▸ TO DO
Identify and copy all lines of the material where the string "JSON" is found.

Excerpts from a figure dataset
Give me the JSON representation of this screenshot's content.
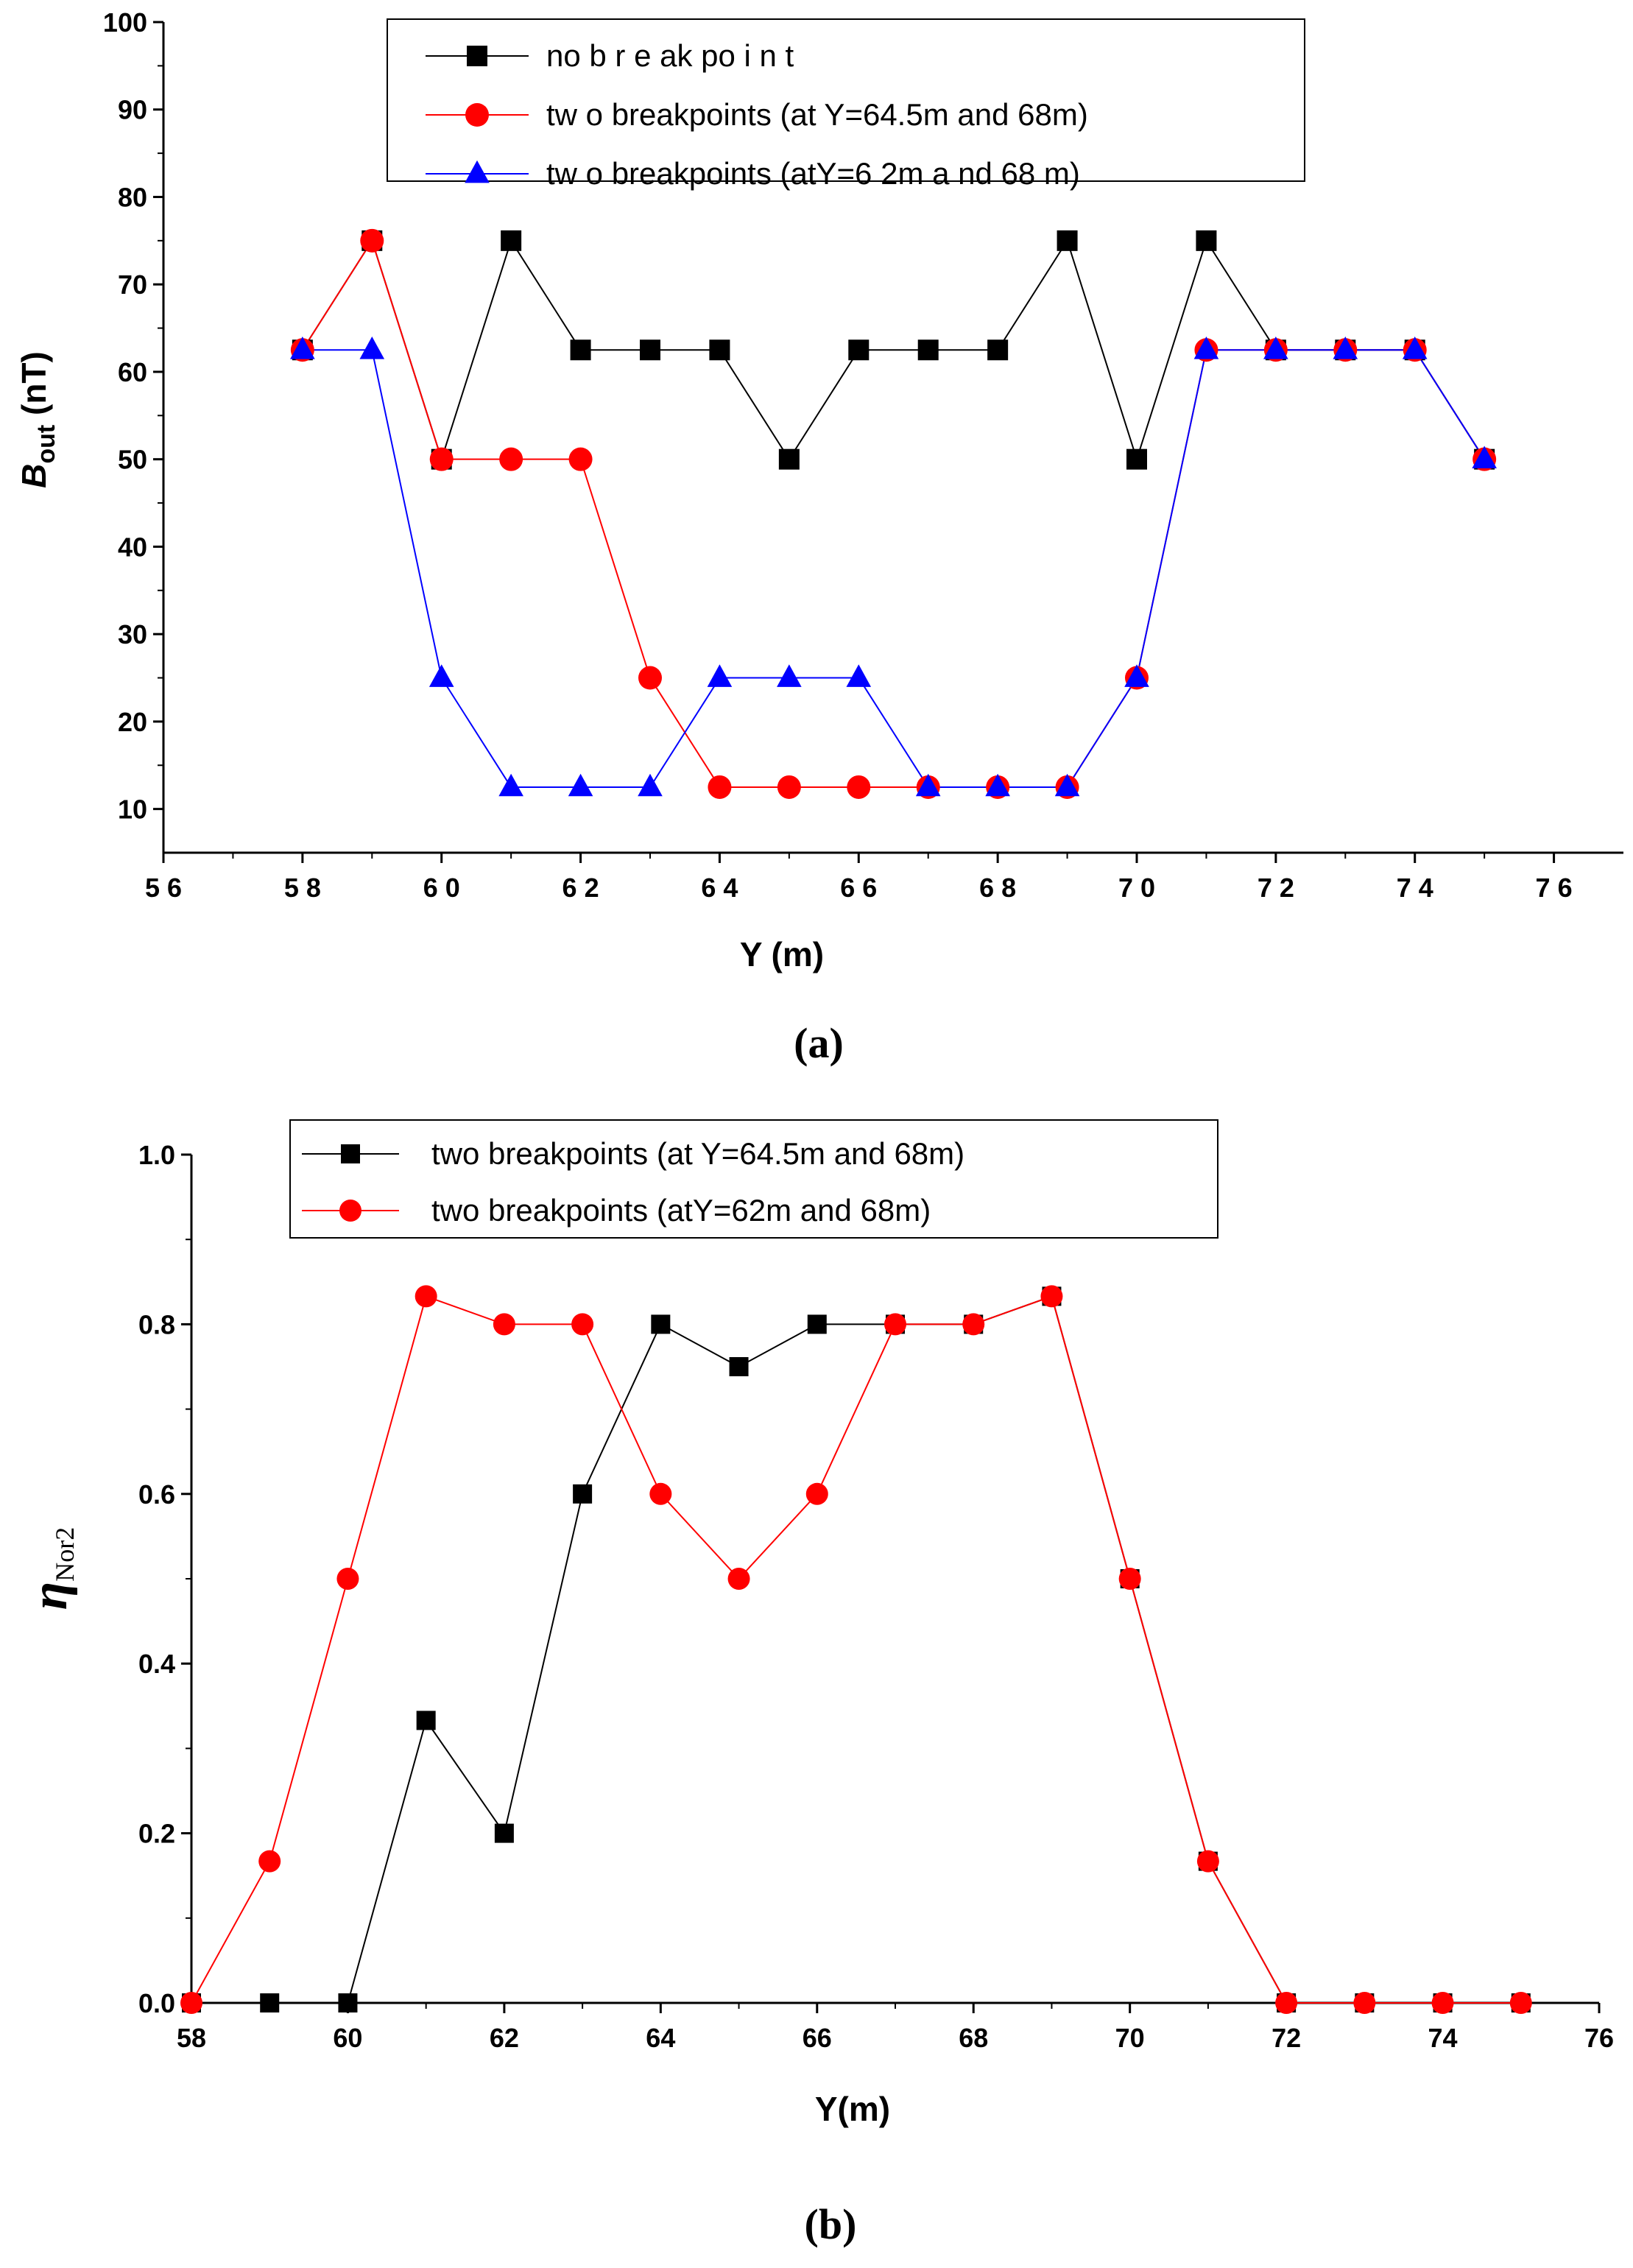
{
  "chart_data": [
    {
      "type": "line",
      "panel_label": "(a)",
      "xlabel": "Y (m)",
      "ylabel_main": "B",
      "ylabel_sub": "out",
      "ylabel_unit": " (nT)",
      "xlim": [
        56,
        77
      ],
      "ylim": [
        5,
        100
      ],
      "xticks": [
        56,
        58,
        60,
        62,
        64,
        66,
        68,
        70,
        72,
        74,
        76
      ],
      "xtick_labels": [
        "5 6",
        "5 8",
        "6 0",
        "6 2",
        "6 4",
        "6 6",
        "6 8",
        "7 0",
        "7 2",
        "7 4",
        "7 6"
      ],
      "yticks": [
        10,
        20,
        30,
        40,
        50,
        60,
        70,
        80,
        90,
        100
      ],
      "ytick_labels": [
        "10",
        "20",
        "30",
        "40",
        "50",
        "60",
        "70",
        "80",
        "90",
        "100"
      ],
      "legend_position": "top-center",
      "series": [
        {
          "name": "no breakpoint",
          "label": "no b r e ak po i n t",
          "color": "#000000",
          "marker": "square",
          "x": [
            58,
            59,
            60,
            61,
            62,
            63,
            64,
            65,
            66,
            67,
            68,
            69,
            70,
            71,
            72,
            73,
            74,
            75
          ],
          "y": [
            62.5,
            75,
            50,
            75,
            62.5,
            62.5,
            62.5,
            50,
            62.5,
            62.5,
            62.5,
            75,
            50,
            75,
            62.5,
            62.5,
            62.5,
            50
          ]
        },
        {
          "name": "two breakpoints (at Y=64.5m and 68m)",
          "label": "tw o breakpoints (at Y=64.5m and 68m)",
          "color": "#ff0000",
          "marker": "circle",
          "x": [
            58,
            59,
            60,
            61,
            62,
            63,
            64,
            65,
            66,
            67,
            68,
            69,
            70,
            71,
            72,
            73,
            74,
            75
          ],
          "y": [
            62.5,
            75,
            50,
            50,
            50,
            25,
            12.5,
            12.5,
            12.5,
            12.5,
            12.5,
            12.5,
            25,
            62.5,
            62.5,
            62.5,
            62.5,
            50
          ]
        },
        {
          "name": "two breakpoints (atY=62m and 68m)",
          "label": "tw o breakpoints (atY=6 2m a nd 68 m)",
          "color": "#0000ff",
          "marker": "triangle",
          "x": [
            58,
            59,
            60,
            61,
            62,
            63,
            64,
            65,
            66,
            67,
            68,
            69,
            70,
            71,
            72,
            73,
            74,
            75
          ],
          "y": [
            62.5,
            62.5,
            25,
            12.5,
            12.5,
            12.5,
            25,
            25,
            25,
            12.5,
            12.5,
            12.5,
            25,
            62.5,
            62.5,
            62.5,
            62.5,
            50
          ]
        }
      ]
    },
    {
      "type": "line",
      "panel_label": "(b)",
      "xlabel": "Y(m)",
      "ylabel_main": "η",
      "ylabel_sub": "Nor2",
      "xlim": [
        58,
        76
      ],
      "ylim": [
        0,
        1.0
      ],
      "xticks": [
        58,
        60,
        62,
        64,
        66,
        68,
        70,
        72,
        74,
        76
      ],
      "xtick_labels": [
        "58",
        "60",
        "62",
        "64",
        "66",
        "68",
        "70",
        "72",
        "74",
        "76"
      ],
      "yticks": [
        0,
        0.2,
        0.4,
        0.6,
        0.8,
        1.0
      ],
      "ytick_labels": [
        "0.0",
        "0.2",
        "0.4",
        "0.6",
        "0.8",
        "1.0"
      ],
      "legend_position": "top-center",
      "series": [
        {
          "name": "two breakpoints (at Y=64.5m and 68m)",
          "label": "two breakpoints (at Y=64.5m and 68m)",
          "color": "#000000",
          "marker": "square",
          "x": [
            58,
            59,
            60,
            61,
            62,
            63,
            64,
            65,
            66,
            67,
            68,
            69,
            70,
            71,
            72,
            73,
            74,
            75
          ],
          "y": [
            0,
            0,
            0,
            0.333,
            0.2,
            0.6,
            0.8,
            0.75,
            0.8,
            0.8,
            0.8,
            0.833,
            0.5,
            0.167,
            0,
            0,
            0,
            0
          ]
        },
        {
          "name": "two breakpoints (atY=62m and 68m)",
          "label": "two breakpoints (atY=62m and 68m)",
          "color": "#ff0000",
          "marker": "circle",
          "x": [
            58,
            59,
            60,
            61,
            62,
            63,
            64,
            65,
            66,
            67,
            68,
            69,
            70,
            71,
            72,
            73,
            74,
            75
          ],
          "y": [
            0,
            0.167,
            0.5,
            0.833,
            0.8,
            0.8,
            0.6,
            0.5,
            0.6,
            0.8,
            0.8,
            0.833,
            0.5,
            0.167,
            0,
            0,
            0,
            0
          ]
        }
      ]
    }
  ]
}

* * *

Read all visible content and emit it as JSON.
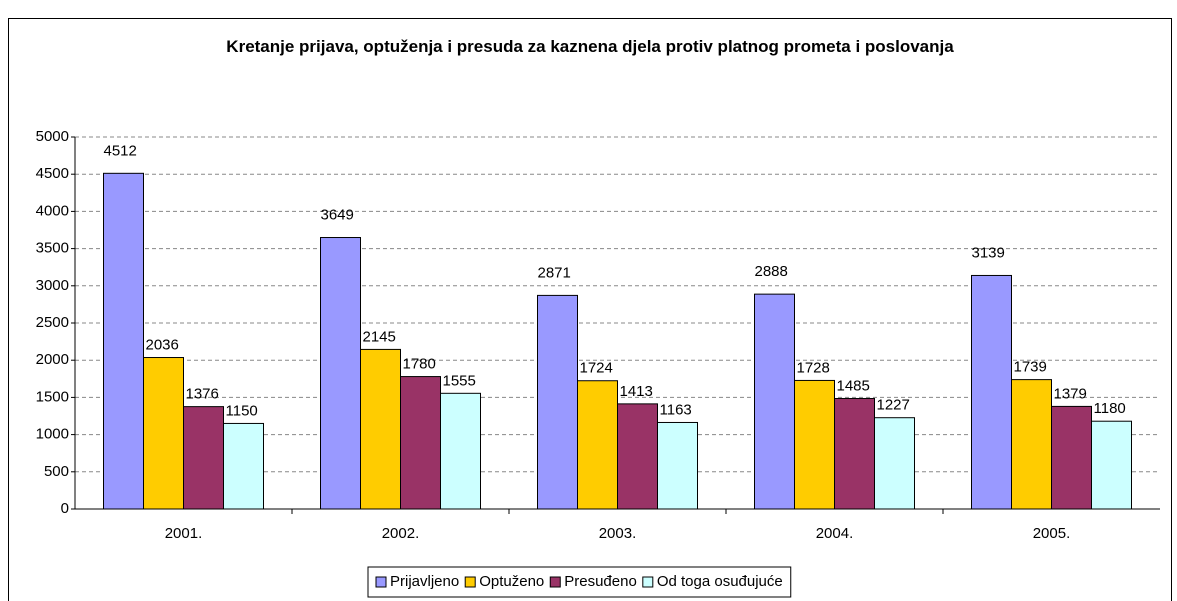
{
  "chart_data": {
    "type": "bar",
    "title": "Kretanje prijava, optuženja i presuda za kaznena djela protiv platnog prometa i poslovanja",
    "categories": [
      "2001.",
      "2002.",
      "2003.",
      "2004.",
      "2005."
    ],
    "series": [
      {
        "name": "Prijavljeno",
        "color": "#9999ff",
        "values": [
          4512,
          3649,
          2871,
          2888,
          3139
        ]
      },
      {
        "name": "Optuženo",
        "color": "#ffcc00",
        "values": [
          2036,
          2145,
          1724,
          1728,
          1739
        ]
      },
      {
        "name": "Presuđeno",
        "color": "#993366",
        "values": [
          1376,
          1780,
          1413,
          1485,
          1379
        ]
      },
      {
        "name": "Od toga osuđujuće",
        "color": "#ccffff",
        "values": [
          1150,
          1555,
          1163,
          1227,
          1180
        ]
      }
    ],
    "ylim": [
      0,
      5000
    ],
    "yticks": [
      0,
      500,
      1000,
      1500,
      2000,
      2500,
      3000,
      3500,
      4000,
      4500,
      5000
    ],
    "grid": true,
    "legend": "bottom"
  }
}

▸ FINAL RESULT
Give me the JSON representation of this screenshot's content.
Read all visible content and emit it as JSON.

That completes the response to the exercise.